_What you have to do_:
Extract the full listing verbatim and drop any pictures from your copy.

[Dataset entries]
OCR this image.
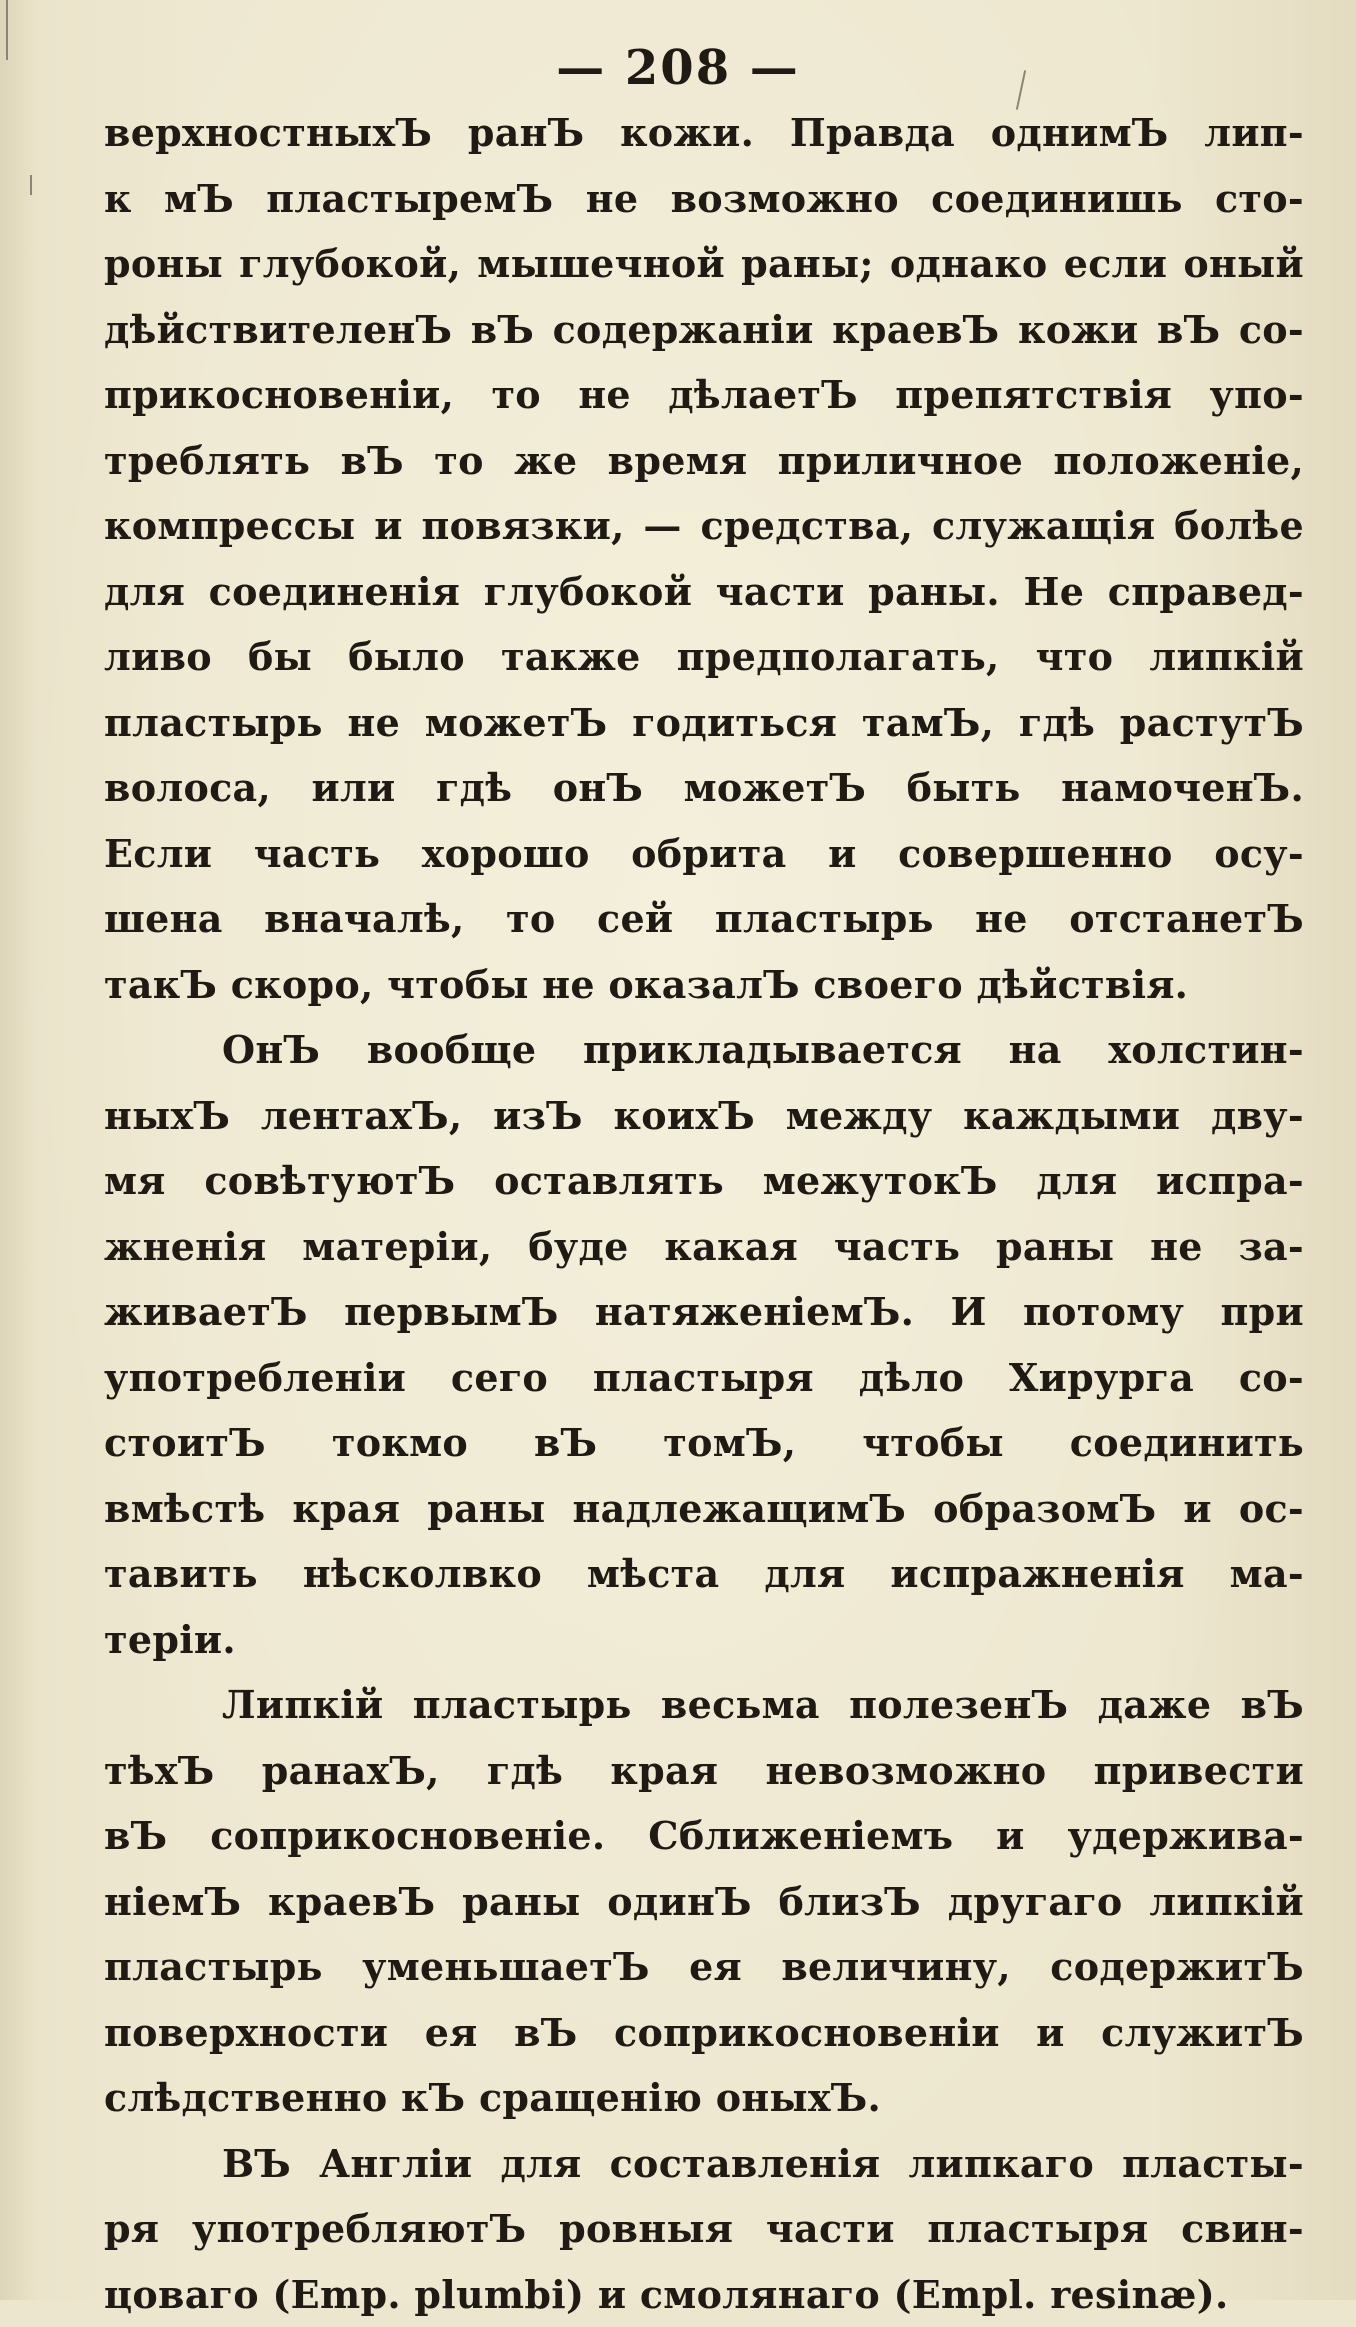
— 208 —
верхностныхЪ ранЪ кожи. Правда однимЪ лип-
к мЪ пластыремЪ не возможно соединишь сто-
роны глубокой, мышечной раны; однако если оный
дѣйствителенЪ вЪ содержаніи краевЪ кожи вЪ со-
прикосновеніи, то не дѣлаетЪ препятствія упо-
треблять вЪ то же время приличное положеніе,
компрессы и повязки, — средства, служащія болѣе
для соединенія глубокой части раны. Не справед-
ливо бы было также предполагать, что липкій
пластырь не можетЪ годиться тамЪ, гдѣ растутЪ
волоса, или гдѣ онЪ можетЪ быть намоченЪ.
Если часть хорошо обрита и совершенно осу-
шена вначалѣ, то сей пластырь не отстанетЪ
такЪ скоро, чтобы не оказалЪ своего дѣйствія.
ОнЪ вообще прикладывается на холстин-
ныхЪ лентахЪ, изЪ коихЪ между каждыми дву-
мя совѣтуютЪ оставлять межутокЪ для испра-
жненія матеріи, буде какая часть раны не за-
живаетЪ первымЪ натяженіемЪ. И потому при
употребленіи сего пластыря дѣло Хирурга со-
стоитЪ токмо вЪ томЪ, чтобы соединить
вмѣстѣ края раны надлежащимЪ образомЪ и ос-
тавить нѣсколвко мѣста для испражненія ма-
теріи.
Липкій пластырь весьма полезенЪ даже вЪ
тѣхЪ ранахЪ, гдѣ края невозможно привести
вЪ соприкосновеніе. Сближеніемъ и удержива-
ніемЪ краевЪ раны одинЪ близЪ другаго липкій
пластырь уменьшаетЪ ея величину, содержитЪ
поверхности ея вЪ соприкосновеніи и служитЪ
слѣдственно кЪ сращенію оныхЪ.
ВЪ Англіи для составленія липкаго пласты-
ря употребляютЪ ровныя части пластыря свин-
цоваго (Emp. plumbi) и смолянаго (Empl. resinæ).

_Result of this task_:
OCR this image.
— 208 —
верхностныхЪ ранЪ кожи. Правда однимЪ лип-
к мЪ пластыремЪ не возможно соединишь сто-
роны глубокой, мышечной раны; однако если оный
дѣйствителенЪ вЪ содержаніи краевЪ кожи вЪ со-
прикосновеніи, то не дѣлаетЪ препятствія упо-
треблять вЪ то же время приличное положеніе,
компрессы и повязки, — средства, служащія болѣе
для соединенія глубокой части раны. Не справед-
ливо бы было также предполагать, что липкій
пластырь не можетЪ годиться тамЪ, гдѣ растутЪ
волоса, или гдѣ онЪ можетЪ быть намоченЪ.
Если часть хорошо обрита и совершенно осу-
шена вначалѣ, то сей пластырь не отстанетЪ
такЪ скоро, чтобы не оказалЪ своего дѣйствія.
ОнЪ вообще прикладывается на холстин-
ныхЪ лентахЪ, изЪ коихЪ между каждыми дву-
мя совѣтуютЪ оставлять межутокЪ для испра-
жненія матеріи, буде какая часть раны не за-
живаетЪ первымЪ натяженіемЪ. И потому при
употребленіи сего пластыря дѣло Хирурга со-
стоитЪ токмо вЪ томЪ, чтобы соединить
вмѣстѣ края раны надлежащимЪ образомЪ и ос-
тавить нѣсколвко мѣста для испражненія ма-
теріи.
Липкій пластырь весьма полезенЪ даже вЪ
тѣхЪ ранахЪ, гдѣ края невозможно привести
вЪ соприкосновеніе. Сближеніемъ и удержива-
ніемЪ краевЪ раны одинЪ близЪ другаго липкій
пластырь уменьшаетЪ ея величину, содержитЪ
поверхности ея вЪ соприкосновеніи и служитЪ
слѣдственно кЪ сращенію оныхЪ.
ВЪ Англіи для составленія липкаго пласты-
ря употребляютЪ ровныя части пластыря свин-
цоваго (Emp. plumbi) и смолянаго (Empl. resinæ).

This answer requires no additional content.